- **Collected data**
(begin)

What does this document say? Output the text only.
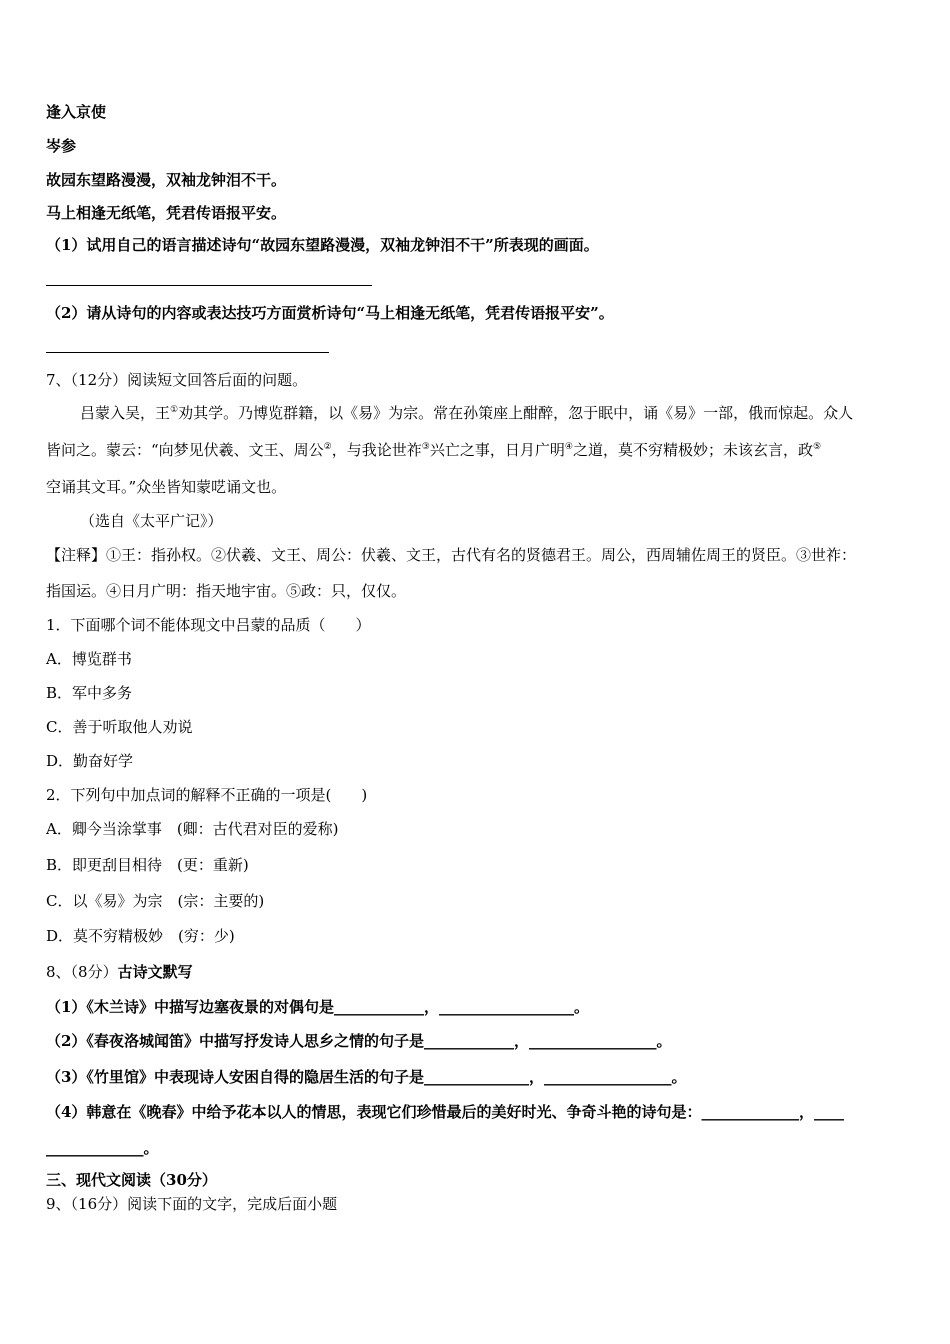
逢入京使
岑参
故园东望路漫漫，双袖龙钟泪不干。
马上相逢无纸笔，凭君传语报平安。
（1）试用自己的语言描述诗句“故园东望路漫漫，双袖龙钟泪不干”所表现的画面。
（2）请从诗句的内容或表达技巧方面赏析诗句“马上相逢无纸笔，凭君传语报平安”。
7、（12分）阅读短文回答后面的问题。
吕蒙入吴，王①劝其学。乃博览群籍，以《易》为宗。常在孙策座上酣醉，忽于眠中，诵《易》一部，俄而惊起。众人
皆问之。蒙云：“向梦见伏羲、文王、周公②，与我论世祚③兴亡之事，日月广明④之道，莫不穷精极妙；未该玄言，政⑤
空诵其文耳。”众坐皆知蒙呓诵文也。
（选自《太平广记》）
【注释】①王：指孙权。②伏羲、文王、周公：伏羲、文王，古代有名的贤德君王。周公，西周辅佐周王的贤臣。③世祚：
指国运。④日月广明：指天地宇宙。⑤政：只，仅仅。
1．下面哪个词不能体现文中吕蒙的品质（　　）
A．博览群书
B．军中多务
C．善于听取他人劝说
D．勤奋好学
2．下列句中加点词的解释不正确的一项是(　　)
A．卿今当涂掌事　(卿：古代君对臣的爱称)
B．即更刮目相待　(更：重新)
C．以《易》为宗　(宗：主要的)
D．莫不穷精极妙　(穷：少)
8、（8分）古诗文默写
（1）《木兰诗》中描写边塞夜景的对偶句是____________，__________________。
（2）《春夜洛城闻笛》中描写抒发诗人思乡之情的句子是____________，_________________。
（3）《竹里馆》中表现诗人安困自得的隐居生活的句子是______________，_________________。
（4）韩意在《晚春》中给予花本以人的情思，表现它们珍惜最后的美好时光、争奇斗艳的诗句是：_____________，____
_____________。
三、现代文阅读（30分）
9、（16分）阅读下面的文字，完成后面小题
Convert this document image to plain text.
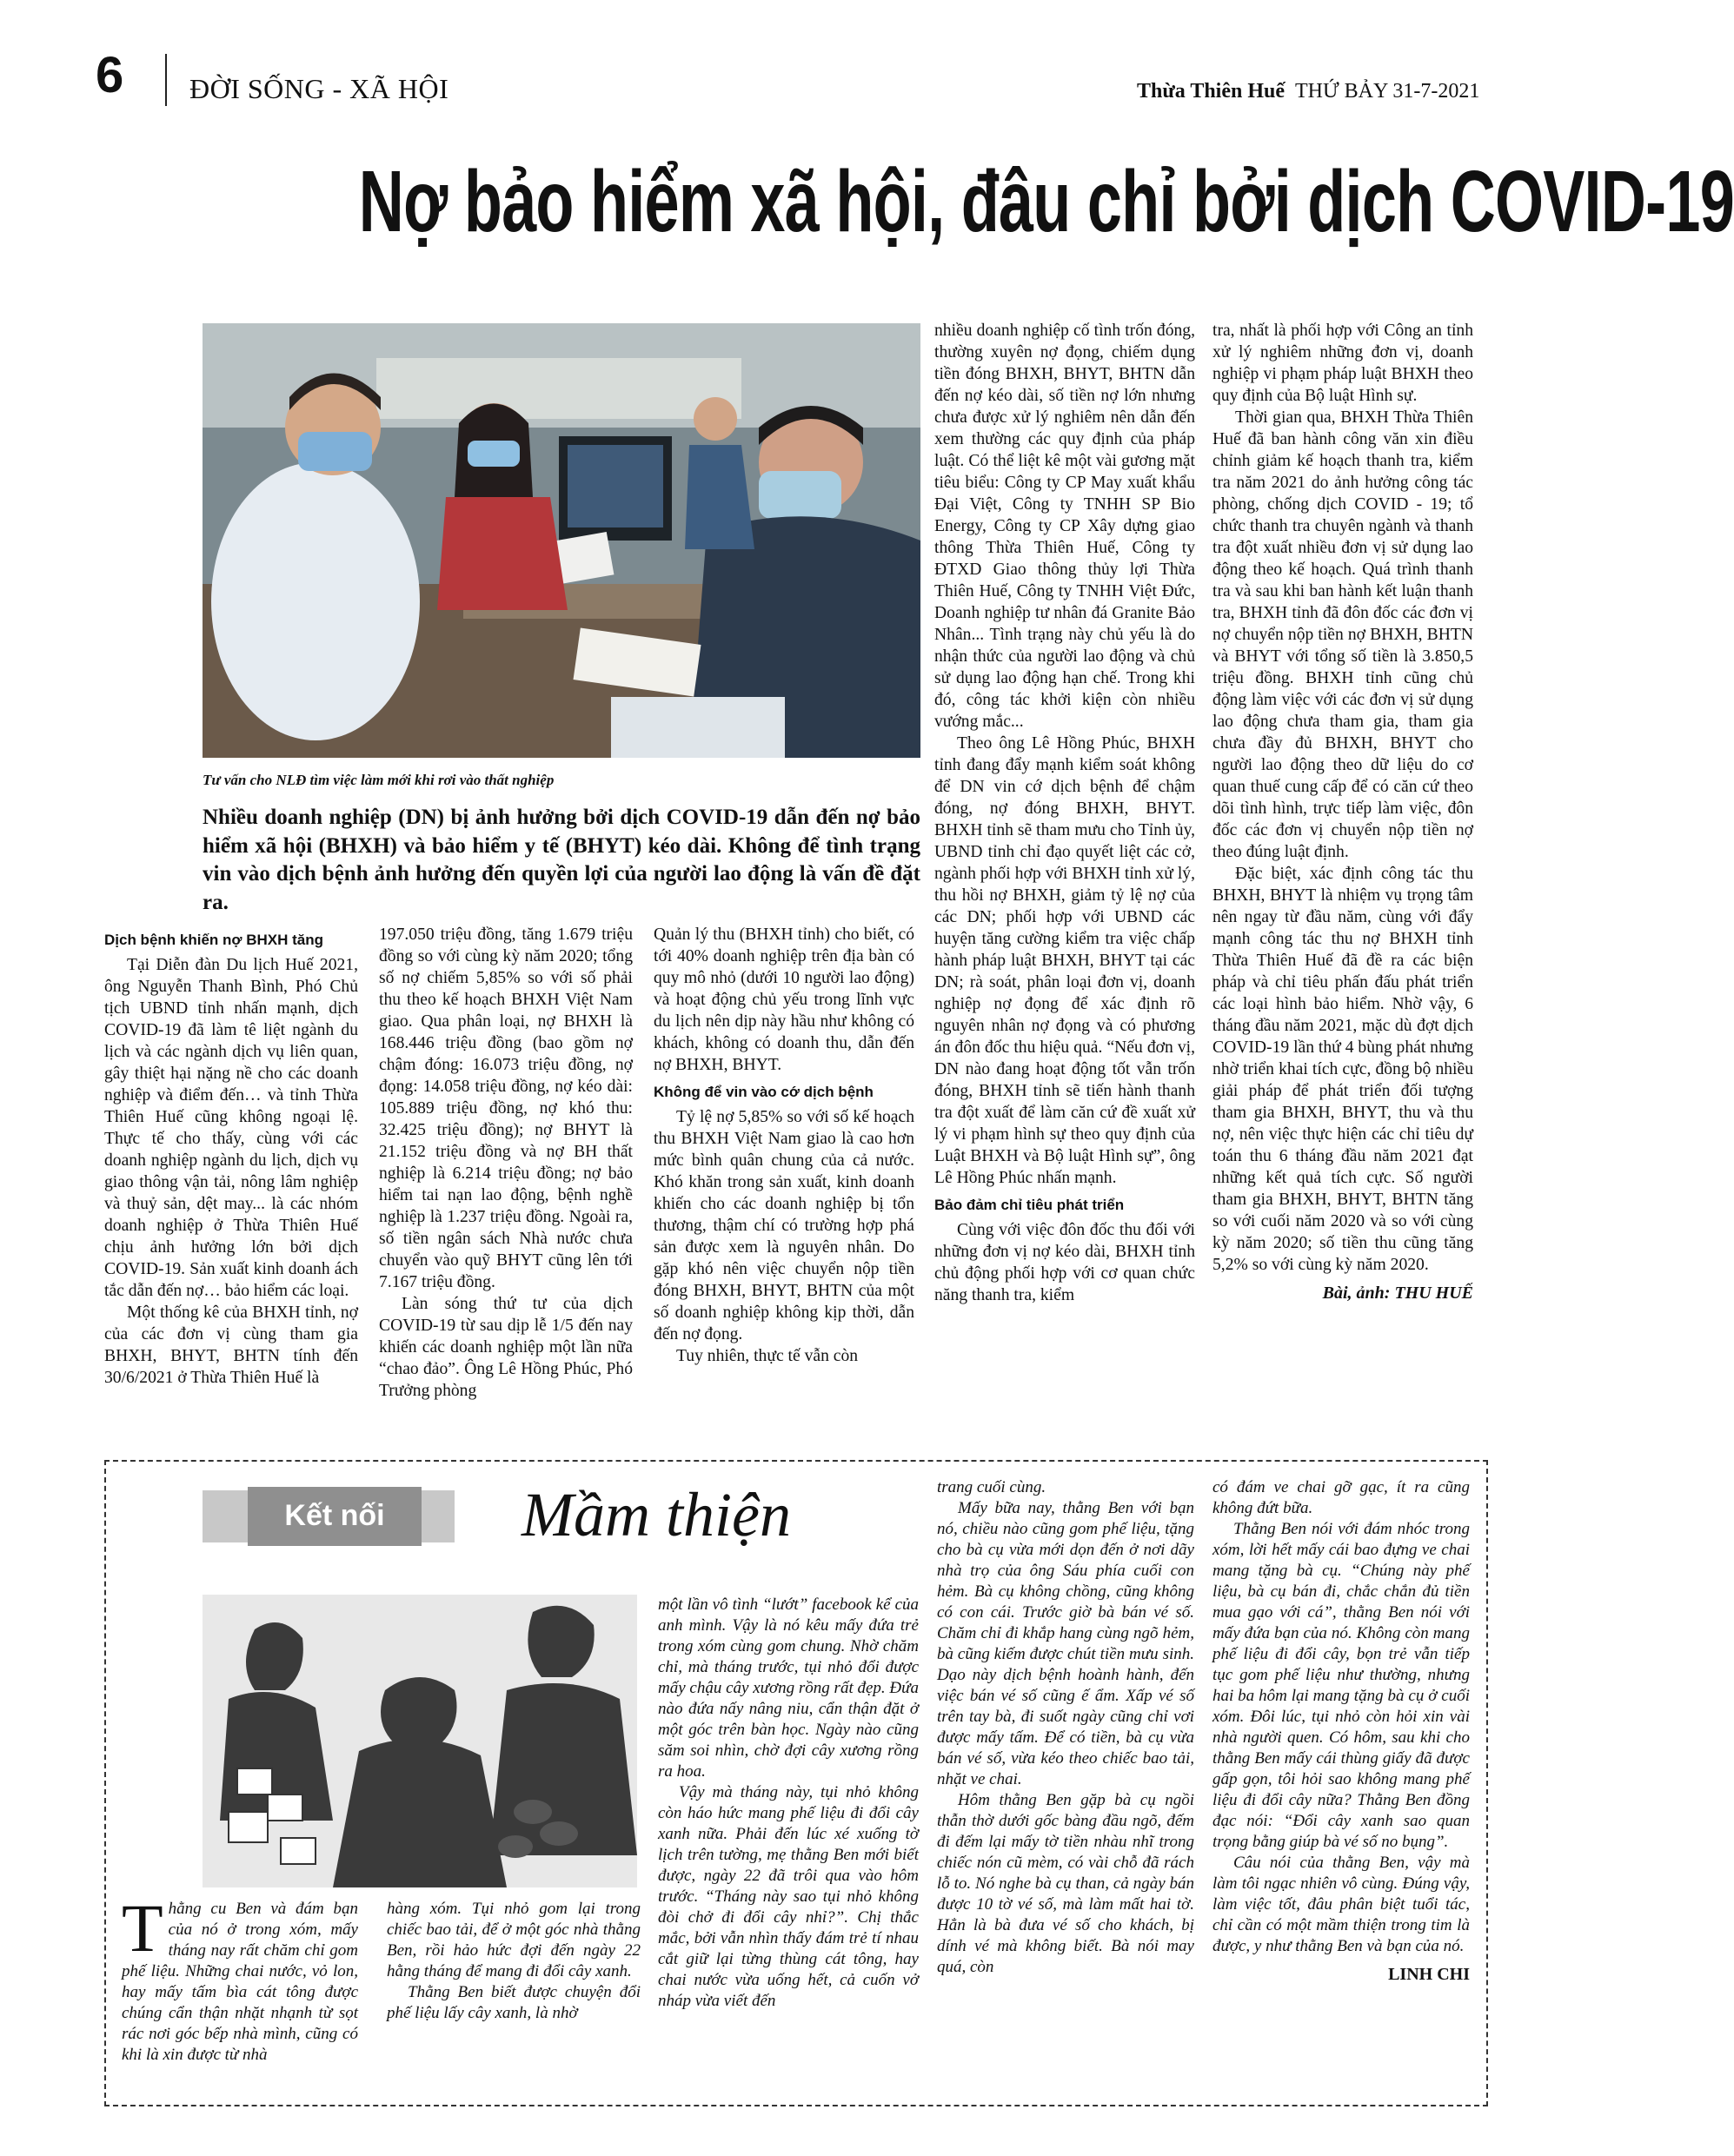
6 ĐỜI SỐNG - XÃ HỘI	Thừa Thiên Huế THỨ BẢY 31-7-2021
Nợ bảo hiểm xã hội, đâu chỉ bởi dịch COVID-19
Tư vấn cho NLĐ tìm việc làm mới khi rơi vào thất nghiệp
Nhiều doanh nghiệp (DN) bị ảnh hưởng bởi dịch COVID-19 dẫn đến nợ bảo hiểm xã hội (BHXH) và bảo hiểm y tế (BHYT) kéo dài. Không để tình trạng vin vào dịch bệnh ảnh hưởng đến quyền lợi của người lao động là vấn đề đặt ra.
Dịch bệnh khiến nợ BHXH tăng

Tại Diễn đàn Du lịch Huế 2021, ông Nguyễn Thanh Bình, Phó Chủ tịch UBND tỉnh nhấn mạnh, dịch COVID-19 đã làm tê liệt ngành du lịch và các ngành dịch vụ liên quan, gây thiệt hại nặng nề cho các doanh nghiệp và điểm đến… và tỉnh Thừa Thiên Huế cũng không ngoại lệ. Thực tế cho thấy, cùng với các doanh nghiệp ngành du lịch, dịch vụ giao thông vận tải, nông lâm nghiệp và thuỷ sản, dệt may... là các nhóm doanh nghiệp ở Thừa Thiên Huế chịu ảnh hưởng lớn bởi dịch COVID-19. Sản xuất kinh doanh ách tắc dẫn đến nợ… bảo hiểm các loại.

Một thống kê của BHXH tỉnh, nợ của các đơn vị cùng tham gia BHXH, BHYT, BHTN tính đến 30/6/2021 ở Thừa Thiên Huế là

197.050 triệu đồng, tăng 1.679 triệu đồng so với cùng kỳ năm 2020; tổng số nợ chiếm 5,85% so với số phải thu theo kế hoạch BHXH Việt Nam giao. Qua phân loại, nợ BHXH là 168.446 triệu đồng (bao gồm nợ chậm đóng: 16.073 triệu đồng, nợ đọng: 14.058 triệu đồng, nợ kéo dài: 105.889 triệu đồng, nợ khó thu: 32.425 triệu đồng); nợ BHYT là 21.152 triệu đồng và nợ BH thất nghiệp là 6.214 triệu đồng; nợ bảo hiểm tai nạn lao động, bệnh nghề nghiệp là 1.237 triệu đồng. Ngoài ra, số tiền ngân sách Nhà nước chưa chuyển vào quỹ BHYT cũng lên tới 7.167 triệu đồng.

Làn sóng thứ tư của dịch COVID-19 từ sau dịp lễ 1/5 đến nay khiến các doanh nghiệp một lần nữa “chao đảo”. Ông Lê Hồng Phúc, Phó Trưởng phòng

Quản lý thu (BHXH tỉnh) cho biết, có tới 40% doanh nghiệp trên địa bàn có quy mô nhỏ (dưới 10 người lao động) và hoạt động chủ yếu trong lĩnh vực du lịch nên dịp này hầu như không có khách, không có doanh thu, dẫn đến nợ BHXH, BHYT.

Không để vin vào cớ dịch bệnh

Tỷ lệ nợ 5,85% so với số kế hoạch thu BHXH Việt Nam giao là cao hơn mức bình quân chung của cả nước. Khó khăn trong sản xuất, kinh doanh khiến cho các doanh nghiệp bị tổn thương, thậm chí có trường hợp phá sản được xem là nguyên nhân. Do gặp khó nên việc chuyển nộp tiền đóng BHXH, BHYT, BHTN của một số doanh nghiệp không kịp thời, dẫn đến nợ đọng.

Tuy nhiên, thực tế vẫn còn

nhiều doanh nghiệp cố tình trốn đóng, thường xuyên nợ đọng, chiếm dụng tiền đóng BHXH, BHYT, BHTN dẫn đến nợ kéo dài, số tiền nợ lớn nhưng chưa được xử lý nghiêm nên dẫn đến xem thường các quy định của pháp luật. Có thể liệt kê một vài gương mặt tiêu biểu: Công ty CP May xuất khẩu Đại Việt, Công ty TNHH SP Bio Energy, Công ty CP Xây dựng giao thông Thừa Thiên Huế, Công ty ĐTXD Giao thông thủy lợi Thừa Thiên Huế, Công ty TNHH Việt Đức, Doanh nghiệp tư nhân đá Granite Bảo Nhân... Tình trạng này chủ yếu là do nhận thức của người lao động và chủ sử dụng lao động hạn chế. Trong khi đó, công tác khởi kiện còn nhiều vướng mắc...

Theo ông Lê Hồng Phúc, BHXH tỉnh đang đẩy mạnh kiểm soát không để DN vin cớ dịch bệnh để chậm đóng, nợ đóng BHXH, BHYT. BHXH tỉnh sẽ tham mưu cho Tỉnh ủy, UBND tỉnh chỉ đạo quyết liệt các cở, ngành phối hợp với BHXH tỉnh xử lý, thu hồi nợ BHXH, giảm tỷ lệ nợ của các DN; phối hợp với UBND các huyện tăng cường kiểm tra việc chấp hành pháp luật BHXH, BHYT tại các DN; rà soát, phân loại đơn vị, doanh nghiệp nợ đọng để xác định rõ nguyên nhân nợ đọng và có phương án đôn đốc thu hiệu quả. “Nếu đơn vị, DN nào đang hoạt động tốt vẫn trốn đóng, BHXH tỉnh sẽ tiến hành thanh tra đột xuất để làm căn cứ đề xuất xử lý vi phạm hình sự theo quy định của Luật BHXH và Bộ luật Hình sự”, ông Lê Hồng Phúc nhấn mạnh.

Bảo đảm chỉ tiêu phát triển

Cùng với việc đôn đốc thu đối với những đơn vị nợ kéo dài, BHXH tỉnh chủ động phối hợp với cơ quan chức năng thanh tra, kiểm

tra, nhất là phối hợp với Công an tỉnh xử lý nghiêm những đơn vị, doanh nghiệp vi phạm pháp luật BHXH theo quy định của Bộ luật Hình sự.

Thời gian qua, BHXH Thừa Thiên Huế đã ban hành công văn xin điều chỉnh giảm kế hoạch thanh tra, kiểm tra năm 2021 do ảnh hưởng công tác phòng, chống dịch COVID - 19; tổ chức thanh tra chuyên ngành và thanh tra đột xuất nhiều đơn vị sử dụng lao động theo kế hoạch. Quá trình thanh tra và sau khi ban hành kết luận thanh tra, BHXH tỉnh đã đôn đốc các đơn vị nợ chuyển nộp tiền nợ BHXH, BHTN và BHYT với tổng số tiền là 3.850,5 triệu đồng. BHXH tỉnh cũng chủ động làm việc với các đơn vị sử dụng lao động chưa tham gia, tham gia chưa đầy đủ BHXH, BHYT cho người lao động theo dữ liệu do cơ quan thuế cung cấp để có căn cứ theo dõi tình hình, trực tiếp làm việc, đôn đốc các đơn vị chuyển nộp tiền nợ theo đúng luật định.

Đặc biệt, xác định công tác thu BHXH, BHYT là nhiệm vụ trọng tâm nên ngay từ đầu năm, cùng với đẩy mạnh công tác thu nợ BHXH tỉnh Thừa Thiên Huế đã đề ra các biện pháp và chỉ tiêu phấn đấu phát triển các loại hình bảo hiểm. Nhờ vậy, 6 tháng đầu năm 2021, mặc dù đợt dịch COVID-19 lần thứ 4 bùng phát nhưng nhờ triển khai tích cực, đồng bộ nhiều giải pháp để phát triển đối tượng tham gia BHXH, BHYT, thu và thu nợ, nên việc thực hiện các chỉ tiêu dự toán thu 6 tháng đầu năm 2021 đạt những kết quả tích cực. Số người tham gia BHXH, BHYT, BHTN tăng so với cuối năm 2020 và so với cùng kỳ năm 2020; số tiền thu cũng tăng 5,2% so với cùng kỳ năm 2020.

Bài, ảnh: THU HUẾ
Kết nối	Mầm thiện
Thằng cu Ben và đám bạn của nó ở trong xóm, mấy tháng nay rất chăm chỉ gom phế liệu. Những chai nước, vỏ lon, hay mấy tấm bìa cát tông được chúng cẩn thận nhặt nhạnh từ sọt rác nơi góc bếp nhà mình, cũng có khi là xin được từ nhà

hàng xóm. Tụi nhỏ gom lại trong chiếc bao tải, để ở một góc nhà thằng Ben, rồi hảo hức đợi đến ngày 22 hằng tháng để mang đi đổi cây xanh.

Thằng Ben biết được chuyện đổi phế liệu lấy cây xanh, là nhờ

một lần vô tình “lướt” facebook kể của anh mình. Vậy là nó kêu mấy đứa trẻ trong xóm cùng gom chung. Nhờ chăm chỉ, mà tháng trước, tụi nhỏ đổi được mấy chậu cây xương rồng rất đẹp. Đứa nào đứa nấy nâng niu, cẩn thận đặt ở một góc trên bàn học. Ngày nào cũng săm soi nhìn, chờ đợi cây xương rồng ra hoa.

Vậy mà tháng này, tụi nhỏ không còn háo hức mang phế liệu đi đổi cây xanh nữa. Phải đến lúc xé xuống tờ lịch trên tường, mẹ thằng Ben mới biết được, ngày 22 đã trôi qua vào hôm trước. “Tháng này sao tụi nhỏ không đòi chở đi đổi cây nhỉ?”. Chị thắc mắc, bởi vẫn nhìn thấy đám trẻ tí nhau cắt giữ lại từng thùng cát tông, hay chai nước vừa uống hết, cả cuốn vở nháp vừa viết đến

trang cuối cùng.

Mấy bữa nay, thằng Ben với bạn nó, chiều nào cũng gom phế liệu, tặng cho bà cụ vừa mới dọn đến ở nơi dãy nhà trọ của ông Sáu phía cuối con hẻm. Bà cụ không chồng, cũng không có con cái. Trước giờ bà bán vé số. Chăm chỉ đi khắp hang cùng ngõ hẻm, bà cũng kiếm được chút tiền mưu sinh. Dạo này dịch bệnh hoành hành, đến việc bán vé số cũng ế ẩm. Xấp vé số trên tay bà, đi suốt ngày cũng chỉ vơi được mấy tấm. Để có tiền, bà cụ vừa bán vé số, vừa kéo theo chiếc bao tải, nhặt ve chai.

Hôm thằng Ben gặp bà cụ ngồi thẫn thờ dưới gốc bàng đầu ngõ, đếm đi đếm lại mấy tờ tiền nhàu nhĩ trong chiếc nón cũ mèm, có vài chỗ đã rách lỗ to. Nó nghe bà cụ than, cả ngày bán được 10 tờ vé số, mà làm mất hai tờ. Hẳn là bà đưa vé số cho khách, bị dính vé mà không biết. Bà nói may quá, còn

có đám ve chai gỡ gạc, ít ra cũng không đứt bữa.

Thằng Ben nói với đám nhóc trong xóm, lời hết mấy cái bao đựng ve chai mang tặng bà cụ. “Chúng này phế liệu, bà cụ bán đi, chắc chắn đủ tiền mua gạo với cá”, thằng Ben nói với mấy đứa bạn của nó. Không còn mang phế liệu đi đổi cây, bọn trẻ vẫn tiếp tục gom phế liệu như thường, nhưng hai ba hôm lại mang tặng bà cụ ở cuối xóm. Đôi lúc, tụi nhỏ còn hỏi xin vài nhà người quen. Có hôm, sau khi cho thằng Ben mấy cái thùng giấy đã được gấp gọn, tôi hỏi sao không mang phế liệu đi đổi cây nữa? Thằng Ben đồng đạc nói: “Đổi cây xanh sao quan trọng bằng giúp bà vé số no bụng”.

Câu nói của thằng Ben, vậy mà làm tôi ngạc nhiên vô cùng. Đúng vậy, làm việc tốt, đâu phân biệt tuổi tác, chỉ cần có một mầm thiện trong tim là được, y như thằng Ben và bạn của nó.

LINH CHI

(end)

- **Directive**
Search the listing for the string "pháp". Copy each line where it turns up.

- **Written solution**
nhiều doanh nghiệp cố tình trốn đóng, thường xuyên nợ đọng, chiếm dụng tiền đóng BHXH, BHYT, BHTN dẫn đến nợ kéo dài, số tiền nợ lớn nhưng chưa được xử lý nghiêm nên dẫn đến xem thường các quy định của pháp luật. Có thể liệt kê một vài gương mặt tiêu biểu: Công ty CP May xuất khẩu Đại Việt, Công ty TNHH SP Bio Energy, Công ty CP Xây dựng giao thông Thừa Thiên Huế, Công ty ĐTXD Giao thông thủy lợi Thừa Thiên Huế, Công ty TNHH Việt Đức, Doanh nghiệp tư nhân đá Granite Bảo Nhân... Tình trạng này chủ yếu là do nhận thức của người lao động và chủ sử dụng lao động hạn chế. Trong khi đó, công tác khởi kiện còn nhiều vướng mắc...
Theo ông Lê Hồng Phúc, BHXH tỉnh đang đẩy mạnh kiểm soát không để DN vin cớ dịch bệnh để chậm đóng, nợ đóng BHXH, BHYT. BHXH tỉnh sẽ tham mưu cho Tỉnh ủy, UBND tỉnh chỉ đạo quyết liệt các cở, ngành phối hợp với BHXH tỉnh xử lý, thu hồi nợ BHXH, giảm tỷ lệ nợ của các DN; phối hợp với UBND các huyện tăng cường kiểm tra việc chấp hành pháp luật BHXH, BHYT tại các DN; rà soát, phân loại đơn vị, doanh nghiệp nợ đọng để xác định rõ nguyên nhân nợ đọng và có phương án đôn đốc thu hiệu quả. “Nếu đơn vị, DN nào đang hoạt động tốt vẫn trốn đóng, BHXH tỉnh sẽ tiến hành thanh tra đột xuất để làm căn cứ đề xuất xử lý vi phạm hình sự theo quy định của Luật BHXH và Bộ luật Hình sự”, ông Lê Hồng Phúc nhấn mạnh.
tra, nhất là phối hợp với Công an tỉnh xử lý nghiêm những đơn vị, doanh nghiệp vi phạm pháp luật BHXH theo quy định của Bộ luật Hình sự.
Đặc biệt, xác định công tác thu BHXH, BHYT là nhiệm vụ trọng tâm nên ngay từ đầu năm, cùng với đẩy mạnh công tác thu nợ BHXH tỉnh Thừa Thiên Huế đã đề ra các biện pháp và chỉ tiêu phấn đấu phát triển các loại hình bảo hiểm. Nhờ vậy, 6 tháng đầu năm 2021, mặc dù đợt dịch COVID-19 lần thứ 4 bùng phát nhưng nhờ triển khai tích cực, đồng bộ nhiều giải pháp để phát triển đối tượng tham gia BHXH, BHYT, thu và thu nợ, nên việc thực hiện các chỉ tiêu dự toán thu 6 tháng đầu năm 2021 đạt những kết quả tích cực. Số người tham gia BHXH, BHYT, BHTN tăng so với cuối năm 2020 và so với cùng kỳ năm 2020; số tiền thu cũng tăng 5,2% so với cùng kỳ năm 2020.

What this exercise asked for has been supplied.